» **WHAT NEEDS TO BE DONE**
The listing below should be written out exactly; please include all of it.

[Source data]
════════
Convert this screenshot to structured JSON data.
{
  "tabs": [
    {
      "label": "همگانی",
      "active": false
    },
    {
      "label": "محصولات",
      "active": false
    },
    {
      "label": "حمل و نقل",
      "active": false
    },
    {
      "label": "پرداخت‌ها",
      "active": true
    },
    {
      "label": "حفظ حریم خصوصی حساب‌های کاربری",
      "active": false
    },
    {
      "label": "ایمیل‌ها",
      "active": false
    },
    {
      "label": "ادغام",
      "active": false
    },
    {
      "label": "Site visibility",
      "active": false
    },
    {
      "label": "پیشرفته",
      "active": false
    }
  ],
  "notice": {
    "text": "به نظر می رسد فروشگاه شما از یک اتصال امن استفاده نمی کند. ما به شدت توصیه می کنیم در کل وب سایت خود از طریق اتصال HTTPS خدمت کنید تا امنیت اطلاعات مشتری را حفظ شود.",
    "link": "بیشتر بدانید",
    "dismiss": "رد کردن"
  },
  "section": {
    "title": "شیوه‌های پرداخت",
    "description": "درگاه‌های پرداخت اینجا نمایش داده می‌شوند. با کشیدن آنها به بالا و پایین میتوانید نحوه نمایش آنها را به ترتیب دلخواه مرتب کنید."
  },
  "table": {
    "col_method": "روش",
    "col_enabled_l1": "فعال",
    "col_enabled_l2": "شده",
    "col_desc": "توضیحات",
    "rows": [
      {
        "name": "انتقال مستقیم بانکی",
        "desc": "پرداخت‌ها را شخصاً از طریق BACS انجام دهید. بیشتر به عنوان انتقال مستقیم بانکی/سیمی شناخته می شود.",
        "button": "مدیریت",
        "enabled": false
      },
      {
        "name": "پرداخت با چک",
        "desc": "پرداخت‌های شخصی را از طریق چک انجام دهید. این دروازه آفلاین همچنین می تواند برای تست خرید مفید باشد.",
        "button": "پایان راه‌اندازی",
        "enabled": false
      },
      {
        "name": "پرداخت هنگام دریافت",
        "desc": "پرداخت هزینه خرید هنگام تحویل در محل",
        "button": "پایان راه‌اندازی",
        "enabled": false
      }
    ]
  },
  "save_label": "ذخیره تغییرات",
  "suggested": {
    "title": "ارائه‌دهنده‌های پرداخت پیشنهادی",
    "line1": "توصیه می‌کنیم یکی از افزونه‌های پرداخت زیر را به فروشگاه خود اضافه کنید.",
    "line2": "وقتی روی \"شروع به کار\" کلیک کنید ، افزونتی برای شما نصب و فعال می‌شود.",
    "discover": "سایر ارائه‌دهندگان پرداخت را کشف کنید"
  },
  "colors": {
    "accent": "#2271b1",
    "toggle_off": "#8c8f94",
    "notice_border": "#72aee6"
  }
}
════════
» **OUTPUT**
Convert this screenshot to structured JSON data.
{
  "tabs": [
    {
      "label": "همگانی",
      "active": false
    },
    {
      "label": "محصولات",
      "active": false
    },
    {
      "label": "حمل و نقل",
      "active": false
    },
    {
      "label": "پرداخت‌ها",
      "active": true
    },
    {
      "label": "حفظ حریم خصوصی حساب‌های کاربری",
      "active": false
    },
    {
      "label": "ایمیل‌ها",
      "active": false
    },
    {
      "label": "ادغام",
      "active": false
    },
    {
      "label": "Site visibility",
      "active": false
    },
    {
      "label": "پیشرفته",
      "active": false
    }
  ],
  "notice": {
    "text": "به نظر می رسد فروشگاه شما از یک اتصال امن استفاده نمی کند. ما به شدت توصیه می کنیم در کل وب سایت خود از طریق اتصال HTTPS خدمت کنید تا امنیت اطلاعات مشتری را حفظ شود.",
    "link": "بیشتر بدانید",
    "dismiss": "رد کردن"
  },
  "section": {
    "title": "شیوه‌های پرداخت",
    "description": "درگاه‌های پرداخت اینجا نمایش داده می‌شوند. با کشیدن آنها به بالا و پایین میتوانید نحوه نمایش آنها را به ترتیب دلخواه مرتب کنید."
  },
  "table": {
    "col_method": "روش",
    "col_enabled_l1": "فعال",
    "col_enabled_l2": "شده",
    "col_desc": "توضیحات",
    "rows": [
      {
        "name": "انتقال مستقیم بانکی",
        "desc": "پرداخت‌ها را شخصاً از طریق BACS انجام دهید. بیشتر به عنوان انتقال مستقیم بانکی/سیمی شناخته می شود.",
        "button": "مدیریت",
        "enabled": false
      },
      {
        "name": "پرداخت با چک",
        "desc": "پرداخت‌های شخصی را از طریق چک انجام دهید. این دروازه آفلاین همچنین می تواند برای تست خرید مفید باشد.",
        "button": "پایان راه‌اندازی",
        "enabled": false
      },
      {
        "name": "پرداخت هنگام دریافت",
        "desc": "پرداخت هزینه خرید هنگام تحویل در محل",
        "button": "پایان راه‌اندازی",
        "enabled": false
      }
    ]
  },
  "save_label": "ذخیره تغییرات",
  "suggested": {
    "title": "ارائه‌دهنده‌های پرداخت پیشنهادی",
    "line1": "توصیه می‌کنیم یکی از افزونه‌های پرداخت زیر را به فروشگاه خود اضافه کنید.",
    "line2": "وقتی روی \"شروع به کار\" کلیک کنید ، افزونتی برای شما نصب و فعال می‌شود.",
    "discover": "سایر ارائه‌دهندگان پرداخت را کشف کنید"
  },
  "colors": {
    "accent": "#2271b1",
    "toggle_off": "#8c8f94",
    "notice_border": "#72aee6"
  }
}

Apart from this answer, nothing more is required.